[start Supplied data]

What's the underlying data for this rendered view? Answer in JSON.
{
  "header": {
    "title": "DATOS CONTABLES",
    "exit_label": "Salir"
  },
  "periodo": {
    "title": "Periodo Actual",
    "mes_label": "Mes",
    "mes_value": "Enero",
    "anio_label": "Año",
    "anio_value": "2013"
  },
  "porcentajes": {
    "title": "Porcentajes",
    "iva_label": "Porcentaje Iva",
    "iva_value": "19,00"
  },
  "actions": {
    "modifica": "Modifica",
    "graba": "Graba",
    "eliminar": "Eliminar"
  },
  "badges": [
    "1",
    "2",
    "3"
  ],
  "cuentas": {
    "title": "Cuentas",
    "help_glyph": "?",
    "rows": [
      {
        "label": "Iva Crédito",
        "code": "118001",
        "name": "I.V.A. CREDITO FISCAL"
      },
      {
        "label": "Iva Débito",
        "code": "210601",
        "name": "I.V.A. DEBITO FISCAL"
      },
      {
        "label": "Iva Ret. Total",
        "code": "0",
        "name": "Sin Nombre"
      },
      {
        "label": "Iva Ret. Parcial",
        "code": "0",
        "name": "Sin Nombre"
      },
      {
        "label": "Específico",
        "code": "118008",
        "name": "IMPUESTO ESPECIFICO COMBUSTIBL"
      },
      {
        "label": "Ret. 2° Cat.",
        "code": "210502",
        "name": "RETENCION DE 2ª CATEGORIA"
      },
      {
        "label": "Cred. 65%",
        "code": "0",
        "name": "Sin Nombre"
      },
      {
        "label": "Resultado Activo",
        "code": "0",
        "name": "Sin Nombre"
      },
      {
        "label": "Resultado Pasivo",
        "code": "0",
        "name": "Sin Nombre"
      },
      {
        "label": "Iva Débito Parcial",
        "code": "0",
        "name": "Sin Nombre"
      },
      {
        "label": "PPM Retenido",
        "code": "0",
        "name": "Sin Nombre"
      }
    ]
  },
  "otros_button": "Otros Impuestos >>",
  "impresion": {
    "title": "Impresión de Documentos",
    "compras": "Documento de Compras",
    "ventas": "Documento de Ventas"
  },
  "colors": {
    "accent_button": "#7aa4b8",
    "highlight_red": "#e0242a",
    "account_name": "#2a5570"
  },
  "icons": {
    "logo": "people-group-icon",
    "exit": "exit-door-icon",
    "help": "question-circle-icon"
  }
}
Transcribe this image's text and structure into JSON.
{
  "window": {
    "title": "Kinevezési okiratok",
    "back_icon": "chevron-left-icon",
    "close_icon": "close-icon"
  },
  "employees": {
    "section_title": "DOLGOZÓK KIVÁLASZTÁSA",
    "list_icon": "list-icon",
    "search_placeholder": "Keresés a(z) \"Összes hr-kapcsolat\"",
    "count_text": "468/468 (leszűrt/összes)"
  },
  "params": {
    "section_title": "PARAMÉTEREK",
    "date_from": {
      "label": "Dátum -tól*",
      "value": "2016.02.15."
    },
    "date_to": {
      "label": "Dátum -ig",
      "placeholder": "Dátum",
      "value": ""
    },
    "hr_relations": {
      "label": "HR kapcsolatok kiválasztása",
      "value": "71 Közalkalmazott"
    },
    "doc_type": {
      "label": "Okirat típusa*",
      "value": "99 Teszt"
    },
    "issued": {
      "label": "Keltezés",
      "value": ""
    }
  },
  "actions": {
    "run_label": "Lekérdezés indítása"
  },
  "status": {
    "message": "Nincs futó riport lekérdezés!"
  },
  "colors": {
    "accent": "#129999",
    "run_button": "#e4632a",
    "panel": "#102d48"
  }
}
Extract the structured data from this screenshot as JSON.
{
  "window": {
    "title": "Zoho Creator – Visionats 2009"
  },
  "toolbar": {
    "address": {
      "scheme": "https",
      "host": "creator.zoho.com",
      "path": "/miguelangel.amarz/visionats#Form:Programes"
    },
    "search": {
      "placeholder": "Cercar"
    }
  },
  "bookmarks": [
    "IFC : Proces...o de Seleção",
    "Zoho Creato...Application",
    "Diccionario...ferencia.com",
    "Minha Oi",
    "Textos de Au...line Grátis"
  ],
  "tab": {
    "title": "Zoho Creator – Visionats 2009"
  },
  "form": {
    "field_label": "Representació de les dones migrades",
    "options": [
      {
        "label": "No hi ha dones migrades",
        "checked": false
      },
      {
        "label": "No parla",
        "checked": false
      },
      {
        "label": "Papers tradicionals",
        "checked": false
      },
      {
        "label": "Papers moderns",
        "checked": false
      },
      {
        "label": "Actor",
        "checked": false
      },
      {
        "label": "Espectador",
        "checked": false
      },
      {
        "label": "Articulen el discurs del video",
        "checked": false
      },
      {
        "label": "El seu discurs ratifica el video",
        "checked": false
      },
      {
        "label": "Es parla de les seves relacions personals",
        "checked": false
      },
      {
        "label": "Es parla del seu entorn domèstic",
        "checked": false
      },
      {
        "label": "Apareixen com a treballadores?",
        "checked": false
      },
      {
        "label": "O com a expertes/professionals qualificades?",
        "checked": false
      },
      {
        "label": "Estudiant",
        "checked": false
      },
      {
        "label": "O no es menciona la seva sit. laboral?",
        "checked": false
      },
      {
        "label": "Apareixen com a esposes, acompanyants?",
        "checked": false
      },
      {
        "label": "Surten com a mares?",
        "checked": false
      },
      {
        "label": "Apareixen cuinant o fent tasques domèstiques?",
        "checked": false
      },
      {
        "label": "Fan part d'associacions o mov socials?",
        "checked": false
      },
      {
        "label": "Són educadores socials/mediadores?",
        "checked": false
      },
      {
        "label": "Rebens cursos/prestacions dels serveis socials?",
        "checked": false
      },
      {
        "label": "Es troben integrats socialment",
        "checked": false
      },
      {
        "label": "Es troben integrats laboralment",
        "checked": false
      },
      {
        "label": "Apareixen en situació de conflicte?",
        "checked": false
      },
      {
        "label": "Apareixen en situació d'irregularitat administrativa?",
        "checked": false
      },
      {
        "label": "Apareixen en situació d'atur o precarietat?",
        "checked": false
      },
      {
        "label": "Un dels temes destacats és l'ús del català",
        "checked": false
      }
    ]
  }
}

[end Supplied data]

**Aim:** Repeat the lines above exactly.

**Solution to the problem:**
What's the underlying data for this rendered view? Answer in JSON.
{
  "header": {
    "title": "DATOS CONTABLES",
    "exit_label": "Salir"
  },
  "periodo": {
    "title": "Periodo Actual",
    "mes_label": "Mes",
    "mes_value": "Enero",
    "anio_label": "Año",
    "anio_value": "2013"
  },
  "porcentajes": {
    "title": "Porcentajes",
    "iva_label": "Porcentaje Iva",
    "iva_value": "19,00"
  },
  "actions": {
    "modifica": "Modifica",
    "graba": "Graba",
    "eliminar": "Eliminar"
  },
  "badges": [
    "1",
    "2",
    "3"
  ],
  "cuentas": {
    "title": "Cuentas",
    "help_glyph": "?",
    "rows": [
      {
        "label": "Iva Crédito",
        "code": "118001",
        "name": "I.V.A. CREDITO FISCAL"
      },
      {
        "label": "Iva Débito",
        "code": "210601",
        "name": "I.V.A. DEBITO FISCAL"
      },
      {
        "label": "Iva Ret. Total",
        "code": "0",
        "name": "Sin Nombre"
      },
      {
        "label": "Iva Ret. Parcial",
        "code": "0",
        "name": "Sin Nombre"
      },
      {
        "label": "Específico",
        "code": "118008",
        "name": "IMPUESTO ESPECIFICO COMBUSTIBL"
      },
      {
        "label": "Ret. 2° Cat.",
        "code": "210502",
        "name": "RETENCION DE 2ª CATEGORIA"
      },
      {
        "label": "Cred. 65%",
        "code": "0",
        "name": "Sin Nombre"
      },
      {
        "label": "Resultado Activo",
        "code": "0",
        "name": "Sin Nombre"
      },
      {
        "label": "Resultado Pasivo",
        "code": "0",
        "name": "Sin Nombre"
      },
      {
        "label": "Iva Débito Parcial",
        "code": "0",
        "name": "Sin Nombre"
      },
      {
        "label": "PPM Retenido",
        "code": "0",
        "name": "Sin Nombre"
      }
    ]
  },
  "otros_button": "Otros Impuestos >>",
  "impresion": {
    "title": "Impresión de Documentos",
    "compras": "Documento de Compras",
    "ventas": "Documento de Ventas"
  },
  "colors": {
    "accent_button": "#7aa4b8",
    "highlight_red": "#e0242a",
    "account_name": "#2a5570"
  },
  "icons": {
    "logo": "people-group-icon",
    "exit": "exit-door-icon",
    "help": "question-circle-icon"
  }
}
Transcribe this image's text and structure into JSON.
{
  "window": {
    "title": "Kinevezési okiratok",
    "back_icon": "chevron-left-icon",
    "close_icon": "close-icon"
  },
  "employees": {
    "section_title": "DOLGOZÓK KIVÁLASZTÁSA",
    "list_icon": "list-icon",
    "search_placeholder": "Keresés a(z) \"Összes hr-kapcsolat\"",
    "count_text": "468/468 (leszűrt/összes)"
  },
  "params": {
    "section_title": "PARAMÉTEREK",
    "date_from": {
      "label": "Dátum -tól*",
      "value": "2016.02.15."
    },
    "date_to": {
      "label": "Dátum -ig",
      "placeholder": "Dátum",
      "value": ""
    },
    "hr_relations": {
      "label": "HR kapcsolatok kiválasztása",
      "value": "71 Közalkalmazott"
    },
    "doc_type": {
      "label": "Okirat típusa*",
      "value": "99 Teszt"
    },
    "issued": {
      "label": "Keltezés",
      "value": ""
    }
  },
  "actions": {
    "run_label": "Lekérdezés indítása"
  },
  "status": {
    "message": "Nincs futó riport lekérdezés!"
  },
  "colors": {
    "accent": "#129999",
    "run_button": "#e4632a",
    "panel": "#102d48"
  }
}
Extract the structured data from this screenshot as JSON.
{
  "window": {
    "title": "Zoho Creator – Visionats 2009"
  },
  "toolbar": {
    "address": {
      "scheme": "https",
      "host": "creator.zoho.com",
      "path": "/miguelangel.amarz/visionats#Form:Programes"
    },
    "search": {
      "placeholder": "Cercar"
    }
  },
  "bookmarks": [
    "IFC : Proces...o de Seleção",
    "Zoho Creato...Application",
    "Diccionario...ferencia.com",
    "Minha Oi",
    "Textos de Au...line Grátis"
  ],
  "tab": {
    "title": "Zoho Creator – Visionats 2009"
  },
  "form": {
    "field_label": "Representació de les dones migrades",
    "options": [
      {
        "label": "No hi ha dones migrades",
        "checked": false
      },
      {
        "label": "No parla",
        "checked": false
      },
      {
        "label": "Papers tradicionals",
        "checked": false
      },
      {
        "label": "Papers moderns",
        "checked": false
      },
      {
        "label": "Actor",
        "checked": false
      },
      {
        "label": "Espectador",
        "checked": false
      },
      {
        "label": "Articulen el discurs del video",
        "checked": false
      },
      {
        "label": "El seu discurs ratifica el video",
        "checked": false
      },
      {
        "label": "Es parla de les seves relacions personals",
        "checked": false
      },
      {
        "label": "Es parla del seu entorn domèstic",
        "checked": false
      },
      {
        "label": "Apareixen com a treballadores?",
        "checked": false
      },
      {
        "label": "O com a expertes/professionals qualificades?",
        "checked": false
      },
      {
        "label": "Estudiant",
        "checked": false
      },
      {
        "label": "O no es menciona la seva sit. laboral?",
        "checked": false
      },
      {
        "label": "Apareixen com a esposes, acompanyants?",
        "checked": false
      },
      {
        "label": "Surten com a mares?",
        "checked": false
      },
      {
        "label": "Apareixen cuinant o fent tasques domèstiques?",
        "checked": false
      },
      {
        "label": "Fan part d'associacions o mov socials?",
        "checked": false
      },
      {
        "label": "Són educadores socials/mediadores?",
        "checked": false
      },
      {
        "label": "Rebens cursos/prestacions dels serveis socials?",
        "checked": false
      },
      {
        "label": "Es troben integrats socialment",
        "checked": false
      },
      {
        "label": "Es troben integrats laboralment",
        "checked": false
      },
      {
        "label": "Apareixen en situació de conflicte?",
        "checked": false
      },
      {
        "label": "Apareixen en situació d'irregularitat administrativa?",
        "checked": false
      },
      {
        "label": "Apareixen en situació d'atur o precarietat?",
        "checked": false
      },
      {
        "label": "Un dels temes destacats és l'ús del català",
        "checked": false
      }
    ]
  }
}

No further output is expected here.